Characterization of Weight Gain and Motivation for Palatable Food in MAGEL2‐Deficient Rats

Abstract

Disrupting expression of MAGEL2, part of the MAGE family, is associated with disorders such as Prader‐Willi syndrome (PWS). PWS involves changes to energy balance including hyperphagia and weight gain, but the neurohormonal mechanisms underlying these changes have not been fully elucidated. As energy balance is controlled by the central nervous system, rodent models represent an important tool in understanding the neurobiology of PWS and how gene expression changes such as MAGEL2 disruption may impact feeding, weight gain, and motivation for food. Here, we used a novel MAGEL2‐deficient rat to examine how disruption of MAGEL2 expression impacts weight gain and motivation for palatable food. We hypothesized that MAGEL2‐deficient rats would have increased body weight post‐weaning and would exhibit increased motivation to obtain palatable food. Ongoing studies suggest that, contrary to our hypothesis, MAGEL2‐deficient rats weigh less than wild type controls in the 6 weeks after weaning (p<0.05). When wild type and MAGEL2‐deficient rats were trained to lever press for a palatable sucrose solution or fat solution on a progressive ratio (PR) schedule of reinforcement, no significant genotype differences were observed for active lever responses, reinforcers earned, or breakpoint for sucrose self‐administration. For fat self‐administration, no significant effects of genotype were observed on these measures in the first day of PR testing; on a second day of PR testing, MAGEL2‐deficient rats had a lower breakpoint than did wild type counterparts (p<0.05), suggesting that they do not exhibit greater motivation to work for fat solution and may in fact be less motivated to obtain this palatable food compared to wild type rats. Interestingly, in ad libitum feeding studies, more MAGEL2‐deficient rats exhibited food hoarding than did wild type controls (p<0.05). Other studies in our lab are continuing to investigate meal patterns and palatable fluid intake in the MAGEL2‐deficient rat model. Collectively, these findings suggest that the MAGEL2‐deficient rat may be useful for assessing mechanisms of hoarding behavior in PWS, but may be less useful for examining the underpinnings of PWS‐associated weight gain as the MAGEL2‐deficient rat does not exhibit increased body weight like humans with PWS.

§ Records supplied
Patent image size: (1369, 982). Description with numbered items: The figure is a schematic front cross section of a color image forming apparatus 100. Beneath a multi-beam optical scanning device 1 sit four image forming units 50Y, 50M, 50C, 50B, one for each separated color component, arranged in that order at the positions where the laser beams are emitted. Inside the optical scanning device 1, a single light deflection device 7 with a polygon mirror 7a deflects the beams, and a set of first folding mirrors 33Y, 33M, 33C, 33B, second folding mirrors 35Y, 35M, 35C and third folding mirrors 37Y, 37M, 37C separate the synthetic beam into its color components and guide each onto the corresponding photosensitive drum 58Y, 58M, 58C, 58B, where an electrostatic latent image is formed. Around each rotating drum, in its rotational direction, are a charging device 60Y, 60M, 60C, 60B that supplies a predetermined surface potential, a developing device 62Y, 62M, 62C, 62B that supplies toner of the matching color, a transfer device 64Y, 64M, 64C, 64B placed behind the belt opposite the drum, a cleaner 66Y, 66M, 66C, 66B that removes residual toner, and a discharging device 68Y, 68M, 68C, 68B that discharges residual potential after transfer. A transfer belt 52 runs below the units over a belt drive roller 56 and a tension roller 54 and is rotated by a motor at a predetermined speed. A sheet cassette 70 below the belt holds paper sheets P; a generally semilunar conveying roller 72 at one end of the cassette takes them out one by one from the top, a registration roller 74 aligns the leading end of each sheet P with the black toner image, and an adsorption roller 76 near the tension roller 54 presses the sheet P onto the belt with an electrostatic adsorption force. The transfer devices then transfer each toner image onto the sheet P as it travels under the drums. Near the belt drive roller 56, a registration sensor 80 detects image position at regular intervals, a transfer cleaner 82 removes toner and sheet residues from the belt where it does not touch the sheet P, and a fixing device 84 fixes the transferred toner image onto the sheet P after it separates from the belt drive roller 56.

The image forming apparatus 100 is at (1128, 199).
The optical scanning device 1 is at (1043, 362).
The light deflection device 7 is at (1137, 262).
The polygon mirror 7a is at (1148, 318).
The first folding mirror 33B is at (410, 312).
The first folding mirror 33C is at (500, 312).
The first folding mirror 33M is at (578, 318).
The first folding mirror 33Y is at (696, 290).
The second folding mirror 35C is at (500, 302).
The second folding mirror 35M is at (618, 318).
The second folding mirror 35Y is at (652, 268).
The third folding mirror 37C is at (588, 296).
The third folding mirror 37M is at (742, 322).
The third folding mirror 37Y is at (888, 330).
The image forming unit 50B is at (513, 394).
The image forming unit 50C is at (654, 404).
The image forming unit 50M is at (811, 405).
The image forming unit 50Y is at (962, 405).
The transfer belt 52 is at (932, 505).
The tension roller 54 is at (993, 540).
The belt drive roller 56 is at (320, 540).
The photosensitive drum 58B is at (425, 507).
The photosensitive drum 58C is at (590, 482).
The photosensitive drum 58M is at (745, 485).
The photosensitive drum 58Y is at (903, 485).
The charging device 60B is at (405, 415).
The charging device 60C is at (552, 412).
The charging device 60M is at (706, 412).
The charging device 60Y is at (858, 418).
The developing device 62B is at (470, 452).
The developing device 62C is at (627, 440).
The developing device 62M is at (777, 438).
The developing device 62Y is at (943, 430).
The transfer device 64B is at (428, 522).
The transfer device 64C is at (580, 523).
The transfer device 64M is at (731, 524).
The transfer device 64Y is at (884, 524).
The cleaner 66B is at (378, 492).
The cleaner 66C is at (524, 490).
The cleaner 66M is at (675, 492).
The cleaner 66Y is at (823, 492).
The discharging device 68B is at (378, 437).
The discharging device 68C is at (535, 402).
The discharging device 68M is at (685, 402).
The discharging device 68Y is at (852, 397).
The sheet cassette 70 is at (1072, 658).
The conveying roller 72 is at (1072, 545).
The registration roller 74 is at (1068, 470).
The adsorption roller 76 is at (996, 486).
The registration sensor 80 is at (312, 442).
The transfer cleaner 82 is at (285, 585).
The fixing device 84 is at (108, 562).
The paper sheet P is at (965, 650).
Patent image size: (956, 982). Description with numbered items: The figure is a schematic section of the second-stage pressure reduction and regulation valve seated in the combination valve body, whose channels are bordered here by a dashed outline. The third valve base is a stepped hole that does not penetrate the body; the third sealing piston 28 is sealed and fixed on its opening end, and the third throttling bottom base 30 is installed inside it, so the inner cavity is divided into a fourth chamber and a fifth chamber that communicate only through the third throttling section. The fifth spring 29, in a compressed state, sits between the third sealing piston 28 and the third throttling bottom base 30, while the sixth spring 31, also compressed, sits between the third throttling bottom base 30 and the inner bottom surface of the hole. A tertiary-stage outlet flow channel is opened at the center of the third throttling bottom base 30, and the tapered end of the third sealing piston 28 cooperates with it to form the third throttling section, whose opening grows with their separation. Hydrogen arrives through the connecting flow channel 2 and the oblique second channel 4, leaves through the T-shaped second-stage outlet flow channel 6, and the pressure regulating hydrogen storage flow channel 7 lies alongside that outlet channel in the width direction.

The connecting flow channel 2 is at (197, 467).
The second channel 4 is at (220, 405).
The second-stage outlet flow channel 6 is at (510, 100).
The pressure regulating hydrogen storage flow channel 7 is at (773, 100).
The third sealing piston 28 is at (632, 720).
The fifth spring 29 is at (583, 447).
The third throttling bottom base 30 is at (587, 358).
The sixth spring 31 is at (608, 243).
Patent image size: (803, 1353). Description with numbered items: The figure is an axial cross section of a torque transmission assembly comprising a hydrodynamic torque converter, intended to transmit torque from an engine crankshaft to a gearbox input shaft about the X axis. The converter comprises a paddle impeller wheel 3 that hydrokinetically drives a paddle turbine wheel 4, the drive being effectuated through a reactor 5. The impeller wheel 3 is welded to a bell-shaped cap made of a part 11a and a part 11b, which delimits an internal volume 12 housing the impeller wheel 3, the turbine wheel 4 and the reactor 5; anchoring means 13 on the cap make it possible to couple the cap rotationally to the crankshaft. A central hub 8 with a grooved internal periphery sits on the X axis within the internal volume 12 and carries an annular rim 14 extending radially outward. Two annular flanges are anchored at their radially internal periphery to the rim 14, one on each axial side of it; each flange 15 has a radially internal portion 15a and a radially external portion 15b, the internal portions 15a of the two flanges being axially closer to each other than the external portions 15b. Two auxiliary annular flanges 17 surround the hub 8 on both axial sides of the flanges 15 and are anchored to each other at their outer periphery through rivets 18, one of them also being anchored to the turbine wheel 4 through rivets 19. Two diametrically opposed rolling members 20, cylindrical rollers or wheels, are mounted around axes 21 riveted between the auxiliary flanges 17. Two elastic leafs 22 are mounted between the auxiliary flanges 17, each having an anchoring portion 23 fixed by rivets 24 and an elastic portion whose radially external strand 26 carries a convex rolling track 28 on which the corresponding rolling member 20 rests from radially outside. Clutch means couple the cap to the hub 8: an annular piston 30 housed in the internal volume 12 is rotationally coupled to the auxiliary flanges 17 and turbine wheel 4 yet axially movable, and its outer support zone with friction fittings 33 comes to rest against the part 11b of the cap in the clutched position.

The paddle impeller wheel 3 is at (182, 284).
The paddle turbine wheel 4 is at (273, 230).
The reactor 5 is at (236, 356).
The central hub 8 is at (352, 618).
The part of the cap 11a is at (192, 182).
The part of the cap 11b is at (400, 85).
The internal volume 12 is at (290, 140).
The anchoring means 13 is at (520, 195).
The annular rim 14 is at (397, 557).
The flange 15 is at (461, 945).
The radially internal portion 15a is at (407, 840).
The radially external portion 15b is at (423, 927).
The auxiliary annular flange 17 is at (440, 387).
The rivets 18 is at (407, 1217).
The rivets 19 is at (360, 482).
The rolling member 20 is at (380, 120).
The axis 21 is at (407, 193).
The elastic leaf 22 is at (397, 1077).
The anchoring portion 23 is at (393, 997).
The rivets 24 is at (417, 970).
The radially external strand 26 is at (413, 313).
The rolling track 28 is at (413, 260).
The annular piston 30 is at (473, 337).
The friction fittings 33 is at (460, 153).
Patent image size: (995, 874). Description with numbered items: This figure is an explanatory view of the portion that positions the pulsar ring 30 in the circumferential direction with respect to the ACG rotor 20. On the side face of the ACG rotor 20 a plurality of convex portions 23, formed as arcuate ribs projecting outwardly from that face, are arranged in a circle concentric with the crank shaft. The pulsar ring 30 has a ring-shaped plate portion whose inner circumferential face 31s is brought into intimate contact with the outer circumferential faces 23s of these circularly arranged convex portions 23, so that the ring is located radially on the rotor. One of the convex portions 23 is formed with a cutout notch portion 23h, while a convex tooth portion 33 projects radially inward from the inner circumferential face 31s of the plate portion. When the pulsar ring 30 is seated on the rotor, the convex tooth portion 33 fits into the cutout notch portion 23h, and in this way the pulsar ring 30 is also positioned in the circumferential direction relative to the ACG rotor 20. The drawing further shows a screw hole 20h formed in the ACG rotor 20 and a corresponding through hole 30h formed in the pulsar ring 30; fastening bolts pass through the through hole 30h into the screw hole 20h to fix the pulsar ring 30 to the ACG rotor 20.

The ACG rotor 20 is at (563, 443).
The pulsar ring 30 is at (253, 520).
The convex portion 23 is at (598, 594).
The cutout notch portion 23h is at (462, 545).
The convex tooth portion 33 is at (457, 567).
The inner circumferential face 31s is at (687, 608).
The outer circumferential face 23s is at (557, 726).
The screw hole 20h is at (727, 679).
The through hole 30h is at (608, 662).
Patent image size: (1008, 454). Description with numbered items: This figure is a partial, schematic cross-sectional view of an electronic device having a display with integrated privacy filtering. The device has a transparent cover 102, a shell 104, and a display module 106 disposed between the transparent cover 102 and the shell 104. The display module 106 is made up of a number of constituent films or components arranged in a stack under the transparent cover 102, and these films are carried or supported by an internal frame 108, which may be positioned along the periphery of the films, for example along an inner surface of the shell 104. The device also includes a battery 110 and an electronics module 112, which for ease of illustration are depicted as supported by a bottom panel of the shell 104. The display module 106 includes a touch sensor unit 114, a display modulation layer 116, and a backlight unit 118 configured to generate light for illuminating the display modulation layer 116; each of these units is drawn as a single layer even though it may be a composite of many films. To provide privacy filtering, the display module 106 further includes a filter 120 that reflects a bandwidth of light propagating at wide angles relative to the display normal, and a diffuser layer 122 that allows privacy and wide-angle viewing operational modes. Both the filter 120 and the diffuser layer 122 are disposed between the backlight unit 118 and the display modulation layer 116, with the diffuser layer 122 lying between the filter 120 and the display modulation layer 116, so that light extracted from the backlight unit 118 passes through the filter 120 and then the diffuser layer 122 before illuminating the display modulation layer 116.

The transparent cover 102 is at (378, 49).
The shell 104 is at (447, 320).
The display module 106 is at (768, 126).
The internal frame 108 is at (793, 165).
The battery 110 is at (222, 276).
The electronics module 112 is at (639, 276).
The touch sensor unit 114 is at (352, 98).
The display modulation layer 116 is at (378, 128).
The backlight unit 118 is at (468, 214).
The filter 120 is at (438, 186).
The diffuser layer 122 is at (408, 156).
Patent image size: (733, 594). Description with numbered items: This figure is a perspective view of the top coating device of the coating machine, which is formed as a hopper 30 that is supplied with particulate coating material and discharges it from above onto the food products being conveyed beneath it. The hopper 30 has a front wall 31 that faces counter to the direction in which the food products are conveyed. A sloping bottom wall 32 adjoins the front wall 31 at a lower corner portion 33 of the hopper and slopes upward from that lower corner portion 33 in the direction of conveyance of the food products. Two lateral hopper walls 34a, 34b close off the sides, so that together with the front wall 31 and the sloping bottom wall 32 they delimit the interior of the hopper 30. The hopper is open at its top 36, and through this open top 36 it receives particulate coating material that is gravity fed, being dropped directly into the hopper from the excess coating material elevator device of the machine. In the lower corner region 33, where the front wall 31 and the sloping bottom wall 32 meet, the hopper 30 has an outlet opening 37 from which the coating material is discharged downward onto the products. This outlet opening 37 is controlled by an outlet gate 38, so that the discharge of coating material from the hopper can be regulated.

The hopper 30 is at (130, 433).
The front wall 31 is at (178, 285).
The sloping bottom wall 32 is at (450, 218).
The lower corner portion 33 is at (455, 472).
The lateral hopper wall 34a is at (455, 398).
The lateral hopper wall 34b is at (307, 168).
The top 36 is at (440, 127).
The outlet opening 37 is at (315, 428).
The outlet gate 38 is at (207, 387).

§ Task directions
Using the MAGEL2 rat abstract, answer each question below.
(a) Which syndrome does the abstract associate with disrupted MAGEL2 expression?
(b) On the second day of progressive ratio testing for fat solution, how did the breakpoint of MAGEL2‐deficient rats compare with that of wild type rats?
(c) In the ad libitum feeding studies, what behavior did more MAGEL2‐deficient rats show than wild type controls?

§ Exercise response
(a) Prader‐Willi syndrome (PWS).
(b) It was lower than that of the wild type rats.
(c) Food hoarding.